§ **AIM**
Among these lines, how many include "Score"? Answer only with the number.

>> Begin INPUT FOR THIS TASK

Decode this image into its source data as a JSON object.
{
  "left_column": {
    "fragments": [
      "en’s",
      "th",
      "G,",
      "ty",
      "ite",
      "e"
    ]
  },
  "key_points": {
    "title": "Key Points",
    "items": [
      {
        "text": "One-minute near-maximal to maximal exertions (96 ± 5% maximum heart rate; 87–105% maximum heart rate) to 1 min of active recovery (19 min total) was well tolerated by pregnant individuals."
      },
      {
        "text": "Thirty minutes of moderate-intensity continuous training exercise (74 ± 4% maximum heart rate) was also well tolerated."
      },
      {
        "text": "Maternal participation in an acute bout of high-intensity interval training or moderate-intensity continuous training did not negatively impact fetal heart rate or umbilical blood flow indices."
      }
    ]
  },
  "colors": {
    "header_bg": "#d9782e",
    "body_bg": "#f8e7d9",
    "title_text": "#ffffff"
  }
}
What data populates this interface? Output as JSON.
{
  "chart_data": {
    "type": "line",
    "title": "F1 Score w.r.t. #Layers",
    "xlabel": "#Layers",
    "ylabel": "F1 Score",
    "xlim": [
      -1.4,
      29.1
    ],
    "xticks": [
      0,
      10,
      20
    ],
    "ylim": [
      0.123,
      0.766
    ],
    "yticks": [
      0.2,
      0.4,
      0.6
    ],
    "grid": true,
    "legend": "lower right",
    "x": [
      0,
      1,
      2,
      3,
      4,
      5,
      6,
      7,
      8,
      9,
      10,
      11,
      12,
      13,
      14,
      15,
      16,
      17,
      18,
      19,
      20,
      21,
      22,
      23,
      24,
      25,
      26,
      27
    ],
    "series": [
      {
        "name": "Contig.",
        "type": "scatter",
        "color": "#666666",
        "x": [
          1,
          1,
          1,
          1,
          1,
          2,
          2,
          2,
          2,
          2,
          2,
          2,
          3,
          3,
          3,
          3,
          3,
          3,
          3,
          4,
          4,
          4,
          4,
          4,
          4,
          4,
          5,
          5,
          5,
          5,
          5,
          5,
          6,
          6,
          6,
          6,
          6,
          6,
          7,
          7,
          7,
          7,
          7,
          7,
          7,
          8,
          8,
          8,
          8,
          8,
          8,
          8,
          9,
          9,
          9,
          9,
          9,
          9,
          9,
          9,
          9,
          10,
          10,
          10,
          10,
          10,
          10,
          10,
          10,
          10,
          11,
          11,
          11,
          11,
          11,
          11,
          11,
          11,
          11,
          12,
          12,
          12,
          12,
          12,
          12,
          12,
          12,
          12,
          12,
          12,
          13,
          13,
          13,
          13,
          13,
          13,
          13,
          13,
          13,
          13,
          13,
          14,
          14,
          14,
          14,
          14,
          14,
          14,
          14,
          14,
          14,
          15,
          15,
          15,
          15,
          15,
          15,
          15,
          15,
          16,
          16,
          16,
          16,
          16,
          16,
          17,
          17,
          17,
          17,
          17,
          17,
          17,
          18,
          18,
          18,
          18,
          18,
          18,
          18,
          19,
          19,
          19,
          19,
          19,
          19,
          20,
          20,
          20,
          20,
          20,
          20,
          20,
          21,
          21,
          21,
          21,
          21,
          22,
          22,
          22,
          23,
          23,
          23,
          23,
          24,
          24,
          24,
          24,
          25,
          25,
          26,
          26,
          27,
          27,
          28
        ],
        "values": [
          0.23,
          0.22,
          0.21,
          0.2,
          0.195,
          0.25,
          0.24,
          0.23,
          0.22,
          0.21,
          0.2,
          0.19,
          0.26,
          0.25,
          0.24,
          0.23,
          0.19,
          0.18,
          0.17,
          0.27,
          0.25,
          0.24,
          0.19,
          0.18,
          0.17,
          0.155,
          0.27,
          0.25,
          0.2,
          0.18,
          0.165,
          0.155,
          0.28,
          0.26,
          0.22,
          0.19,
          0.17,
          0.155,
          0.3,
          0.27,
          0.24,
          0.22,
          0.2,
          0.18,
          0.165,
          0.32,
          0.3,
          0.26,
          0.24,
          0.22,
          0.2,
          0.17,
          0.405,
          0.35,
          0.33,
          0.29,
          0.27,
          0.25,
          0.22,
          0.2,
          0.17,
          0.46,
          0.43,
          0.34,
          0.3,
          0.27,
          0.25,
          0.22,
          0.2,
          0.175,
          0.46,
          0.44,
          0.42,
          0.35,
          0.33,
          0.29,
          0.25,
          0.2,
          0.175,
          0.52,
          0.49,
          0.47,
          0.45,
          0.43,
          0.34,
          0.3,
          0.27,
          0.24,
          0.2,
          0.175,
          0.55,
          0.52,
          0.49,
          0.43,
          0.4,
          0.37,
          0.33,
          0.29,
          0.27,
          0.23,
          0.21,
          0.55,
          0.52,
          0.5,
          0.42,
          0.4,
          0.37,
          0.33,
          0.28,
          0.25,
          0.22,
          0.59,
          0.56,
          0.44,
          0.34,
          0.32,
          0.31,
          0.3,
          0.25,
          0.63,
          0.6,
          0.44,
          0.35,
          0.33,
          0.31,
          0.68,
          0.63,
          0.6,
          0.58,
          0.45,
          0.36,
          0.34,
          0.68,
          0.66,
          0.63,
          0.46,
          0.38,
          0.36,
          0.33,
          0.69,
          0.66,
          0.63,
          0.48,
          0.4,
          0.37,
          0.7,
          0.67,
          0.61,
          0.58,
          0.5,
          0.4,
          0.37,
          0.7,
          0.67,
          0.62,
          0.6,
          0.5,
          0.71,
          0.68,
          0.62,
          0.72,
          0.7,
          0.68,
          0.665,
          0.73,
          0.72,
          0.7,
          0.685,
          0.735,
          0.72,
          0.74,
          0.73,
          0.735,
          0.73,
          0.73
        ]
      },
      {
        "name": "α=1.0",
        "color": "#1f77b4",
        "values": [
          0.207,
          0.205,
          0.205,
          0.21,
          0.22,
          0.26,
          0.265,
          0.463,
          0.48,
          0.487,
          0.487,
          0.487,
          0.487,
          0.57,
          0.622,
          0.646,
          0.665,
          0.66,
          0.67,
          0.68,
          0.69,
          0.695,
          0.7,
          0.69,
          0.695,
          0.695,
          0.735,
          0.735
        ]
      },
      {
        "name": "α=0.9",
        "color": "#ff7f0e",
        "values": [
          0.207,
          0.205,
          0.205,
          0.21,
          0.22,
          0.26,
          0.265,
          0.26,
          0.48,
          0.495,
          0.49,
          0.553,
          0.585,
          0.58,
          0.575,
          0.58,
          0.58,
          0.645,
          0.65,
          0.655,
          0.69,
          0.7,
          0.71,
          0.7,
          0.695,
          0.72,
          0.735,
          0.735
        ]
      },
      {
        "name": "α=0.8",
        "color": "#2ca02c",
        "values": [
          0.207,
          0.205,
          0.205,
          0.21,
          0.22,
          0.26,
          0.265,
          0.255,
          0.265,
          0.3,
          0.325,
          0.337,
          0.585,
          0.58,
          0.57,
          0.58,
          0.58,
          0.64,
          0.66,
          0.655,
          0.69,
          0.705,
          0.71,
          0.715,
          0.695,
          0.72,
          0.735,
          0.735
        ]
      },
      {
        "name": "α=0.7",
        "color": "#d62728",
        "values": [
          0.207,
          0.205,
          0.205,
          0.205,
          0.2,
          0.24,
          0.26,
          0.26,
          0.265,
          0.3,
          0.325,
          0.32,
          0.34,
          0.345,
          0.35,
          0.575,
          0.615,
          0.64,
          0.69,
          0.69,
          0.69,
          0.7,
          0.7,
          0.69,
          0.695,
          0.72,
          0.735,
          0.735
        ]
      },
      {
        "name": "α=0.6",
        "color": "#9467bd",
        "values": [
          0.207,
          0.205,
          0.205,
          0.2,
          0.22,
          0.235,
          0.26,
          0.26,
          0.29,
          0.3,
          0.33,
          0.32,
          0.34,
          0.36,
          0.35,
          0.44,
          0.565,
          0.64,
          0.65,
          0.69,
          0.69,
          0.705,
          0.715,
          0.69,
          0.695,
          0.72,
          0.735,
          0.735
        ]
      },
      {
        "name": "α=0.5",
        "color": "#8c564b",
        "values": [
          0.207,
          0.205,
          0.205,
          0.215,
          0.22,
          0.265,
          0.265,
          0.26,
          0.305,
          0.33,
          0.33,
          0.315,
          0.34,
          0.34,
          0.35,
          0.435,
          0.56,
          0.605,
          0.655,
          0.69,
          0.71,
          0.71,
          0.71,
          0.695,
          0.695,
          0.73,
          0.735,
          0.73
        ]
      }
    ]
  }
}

>> End INPUT FOR THIS TASK

§ **RESULT OF THE TASK**
2